• [Exercise instructions] Copy each line from the records below in which the word "JSON" is found.

─── Data extract ───

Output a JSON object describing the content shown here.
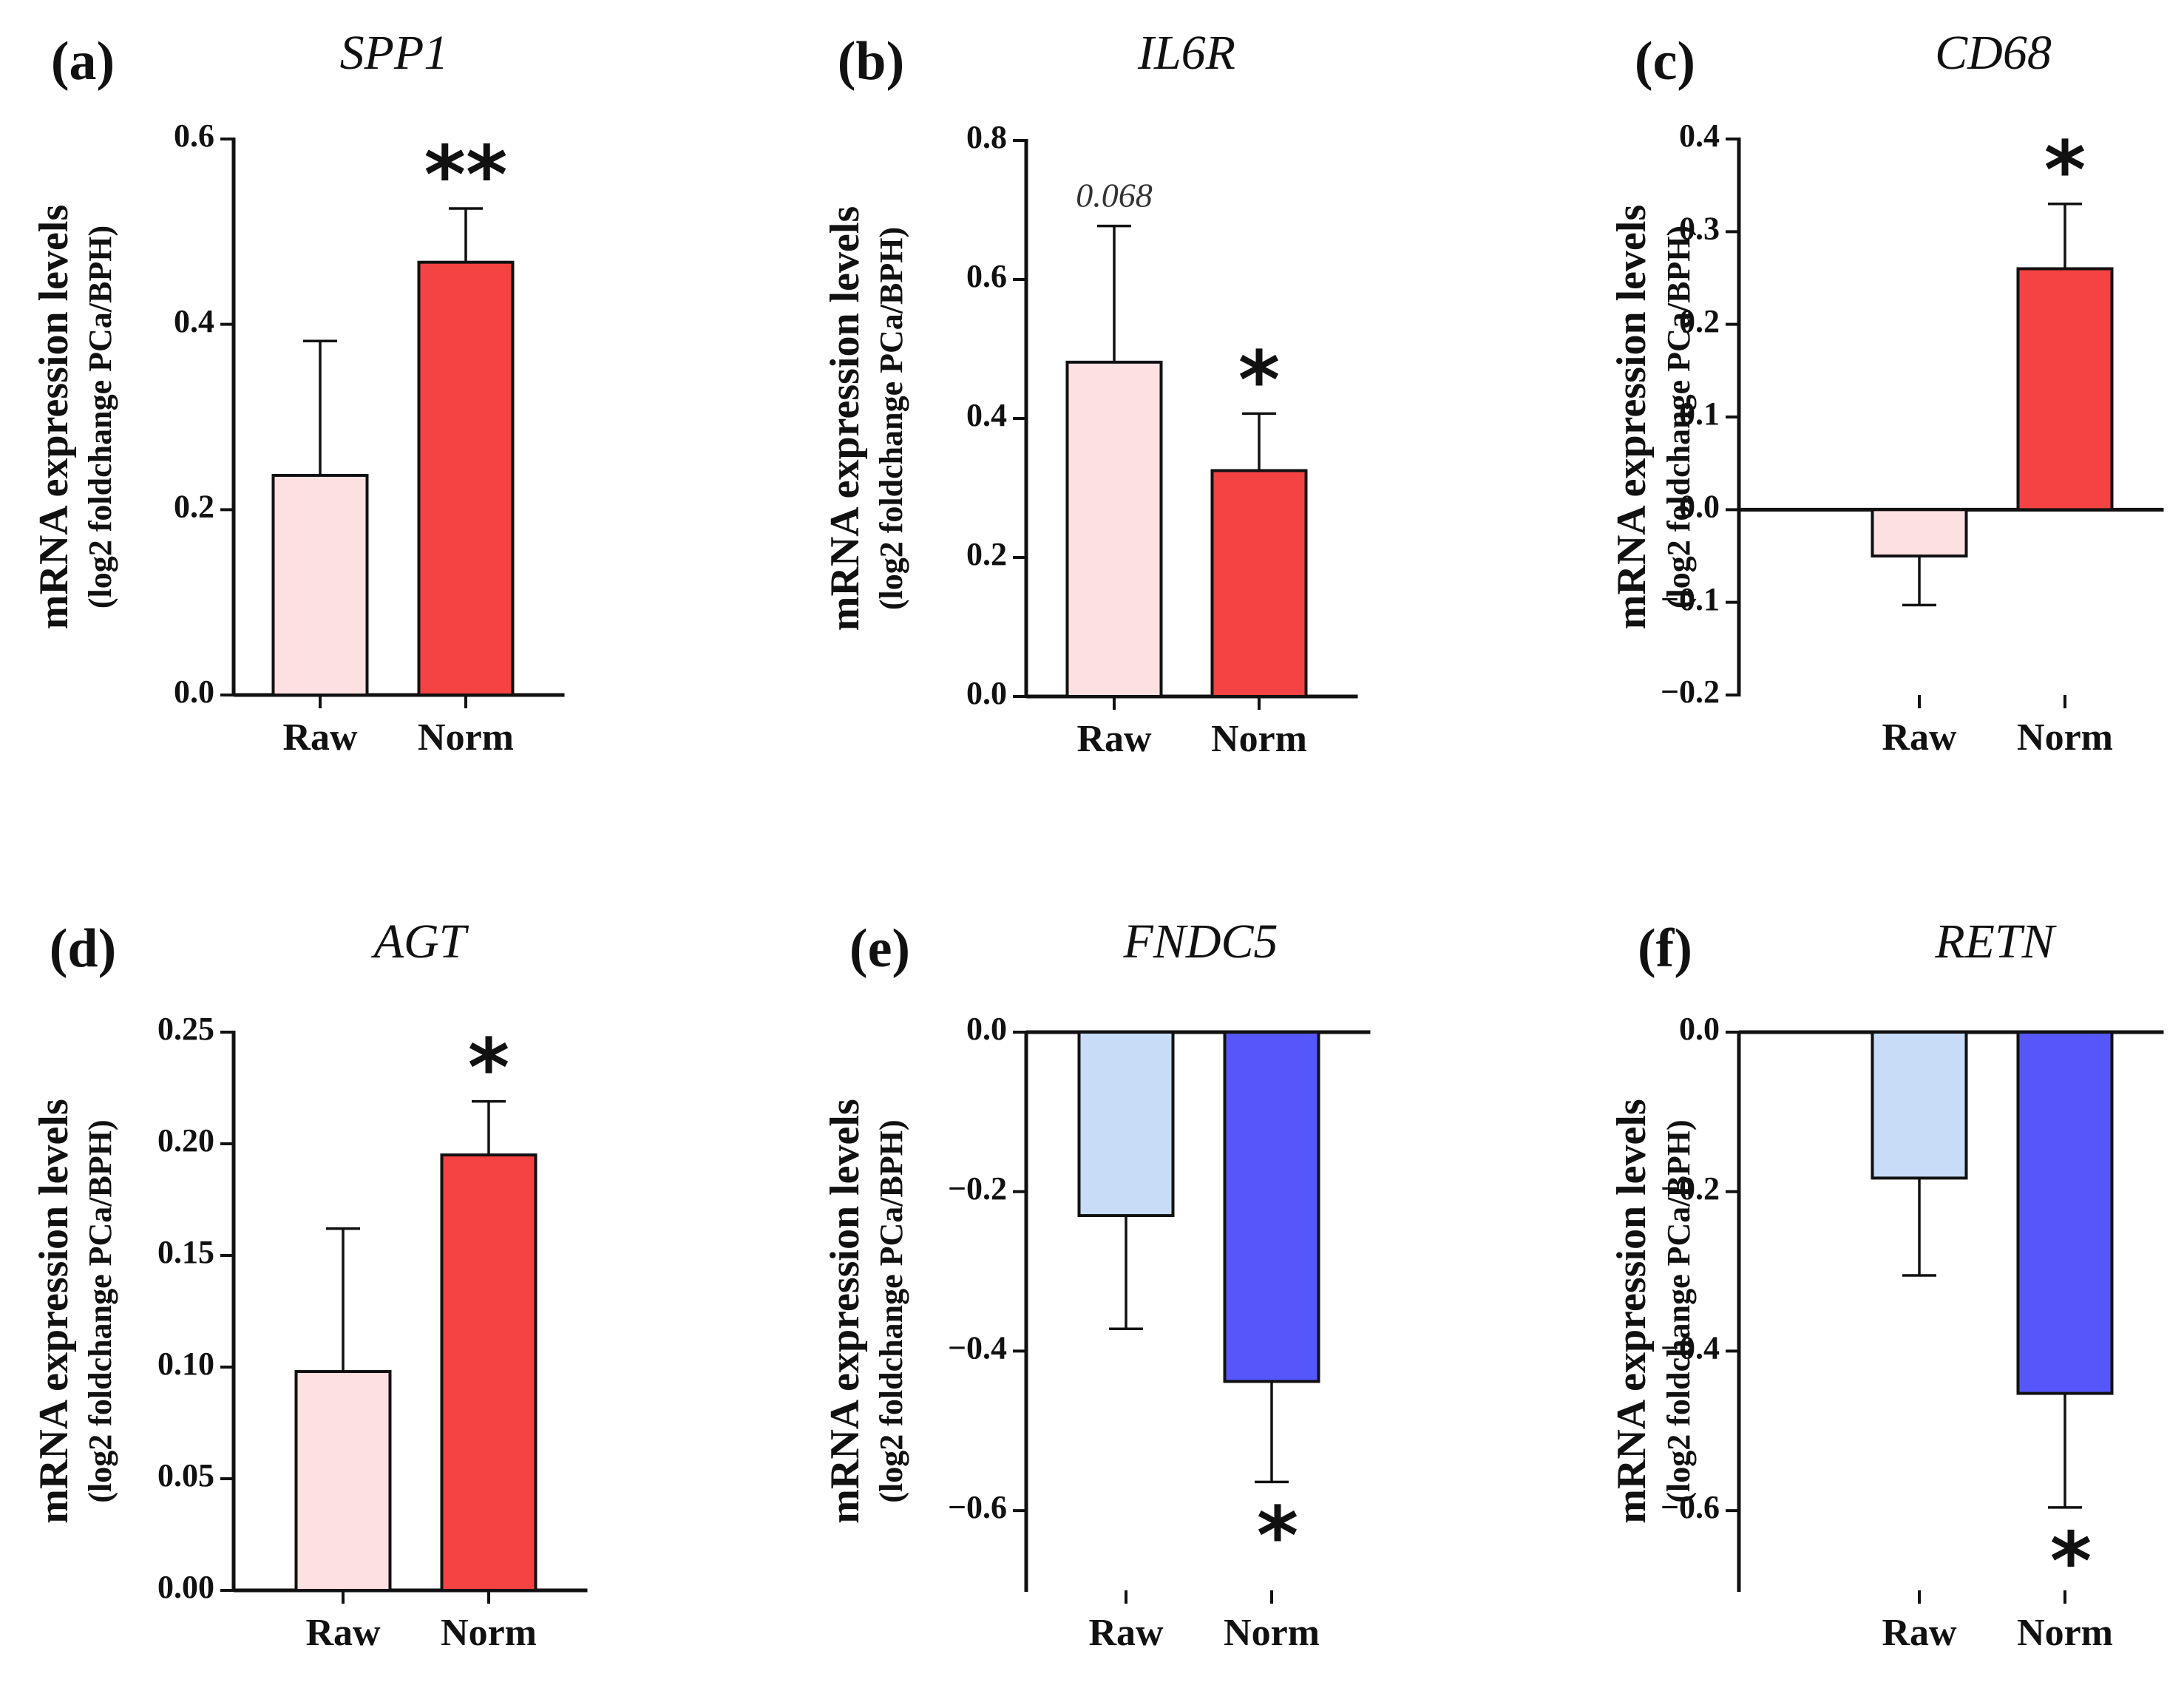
{
  "figure": {
    "ylabel": "mRNA expression levels",
    "ylabel_sub": "(log2 foldchange PCa/BPH)"
  },
  "colors": {
    "up_raw": "#fde0e2",
    "up_norm": "#f54242",
    "down_raw": "#c8dcf8",
    "down_norm": "#5557fa"
  },
  "chart_data": [
    {
      "type": "bar",
      "panel": "(a)",
      "title": "SPP1",
      "categories": [
        "Raw",
        "Norm"
      ],
      "values": [
        0.237,
        0.467
      ],
      "errors": [
        0.145,
        0.058
      ],
      "colors": [
        "#fde0e2",
        "#f54242"
      ],
      "ylim": [
        0,
        0.6
      ],
      "yticks": [
        0.0,
        0.2,
        0.4,
        0.6
      ],
      "tick_labels": [
        "0.0",
        "0.2",
        "0.4",
        "0.6"
      ],
      "annotations": [
        {
          "category": "Norm",
          "text": "**",
          "position": "above"
        }
      ]
    },
    {
      "type": "bar",
      "panel": "(b)",
      "title": "IL6R",
      "categories": [
        "Raw",
        "Norm"
      ],
      "values": [
        0.481,
        0.325
      ],
      "errors": [
        0.196,
        0.082
      ],
      "colors": [
        "#fde0e2",
        "#f54242"
      ],
      "ylim": [
        0,
        0.8
      ],
      "yticks": [
        0.0,
        0.2,
        0.4,
        0.6,
        0.8
      ],
      "tick_labels": [
        "0.0",
        "0.2",
        "0.4",
        "0.6",
        "0.8"
      ],
      "annotations": [
        {
          "category": "Raw",
          "text": "0.068",
          "position": "above",
          "style": "pvalue"
        },
        {
          "category": "Norm",
          "text": "*",
          "position": "above"
        }
      ]
    },
    {
      "type": "bar",
      "panel": "(c)",
      "title": "CD68",
      "categories": [
        "Raw",
        "Norm"
      ],
      "values": [
        -0.05,
        0.26
      ],
      "errors": [
        0.053,
        0.07
      ],
      "colors": [
        "#fde0e2",
        "#f54242"
      ],
      "ylim": [
        -0.2,
        0.4
      ],
      "yticks": [
        -0.2,
        -0.1,
        0.0,
        0.1,
        0.2,
        0.3,
        0.4
      ],
      "tick_labels": [
        "−0.2",
        "−0.1",
        "0.0",
        "0.1",
        "0.2",
        "0.3",
        "0.4"
      ],
      "annotations": [
        {
          "category": "Norm",
          "text": "*",
          "position": "above"
        }
      ]
    },
    {
      "type": "bar",
      "panel": "(d)",
      "title": "AGT",
      "categories": [
        "Raw",
        "Norm"
      ],
      "values": [
        0.098,
        0.195
      ],
      "errors": [
        0.064,
        0.024
      ],
      "colors": [
        "#fde0e2",
        "#f54242"
      ],
      "ylim": [
        0,
        0.25
      ],
      "yticks": [
        0.0,
        0.05,
        0.1,
        0.15,
        0.2,
        0.25
      ],
      "tick_labels": [
        "0.00",
        "0.05",
        "0.10",
        "0.15",
        "0.20",
        "0.25"
      ],
      "annotations": [
        {
          "category": "Norm",
          "text": "*",
          "position": "above"
        }
      ]
    },
    {
      "type": "bar",
      "panel": "(e)",
      "title": "FNDC5",
      "categories": [
        "Raw",
        "Norm"
      ],
      "values": [
        -0.23,
        -0.438
      ],
      "errors": [
        0.142,
        0.126
      ],
      "colors": [
        "#c8dcf8",
        "#5557fa"
      ],
      "ylim": [
        -0.7,
        0.0
      ],
      "yticks": [
        -0.6,
        -0.4,
        -0.2,
        0.0
      ],
      "tick_labels": [
        "−0.6",
        "−0.4",
        "−0.2",
        "0.0"
      ],
      "annotations": [
        {
          "category": "Norm",
          "text": "*",
          "position": "below"
        }
      ]
    },
    {
      "type": "bar",
      "panel": "(f)",
      "title": "RETN",
      "categories": [
        "Raw",
        "Norm"
      ],
      "values": [
        -0.183,
        -0.453
      ],
      "errors": [
        0.122,
        0.143
      ],
      "colors": [
        "#c8dcf8",
        "#5557fa"
      ],
      "ylim": [
        -0.7,
        0.0
      ],
      "yticks": [
        -0.6,
        -0.4,
        -0.2,
        0.0
      ],
      "tick_labels": [
        "−0.6",
        "−0.4",
        "−0.2",
        "0.0"
      ],
      "annotations": [
        {
          "category": "Norm",
          "text": "*",
          "position": "below"
        }
      ]
    }
  ]
}
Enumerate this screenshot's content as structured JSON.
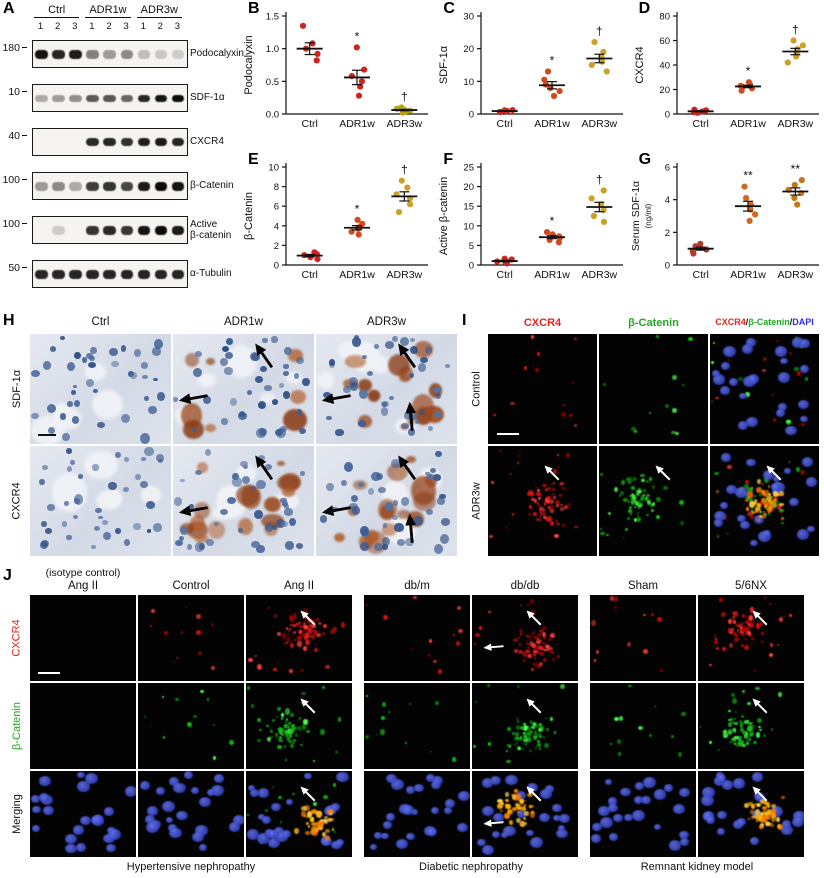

───

• [Exercise output]
Output a JSON object describing the content shown here.
Enumerate this screenshot's content as structured JSON.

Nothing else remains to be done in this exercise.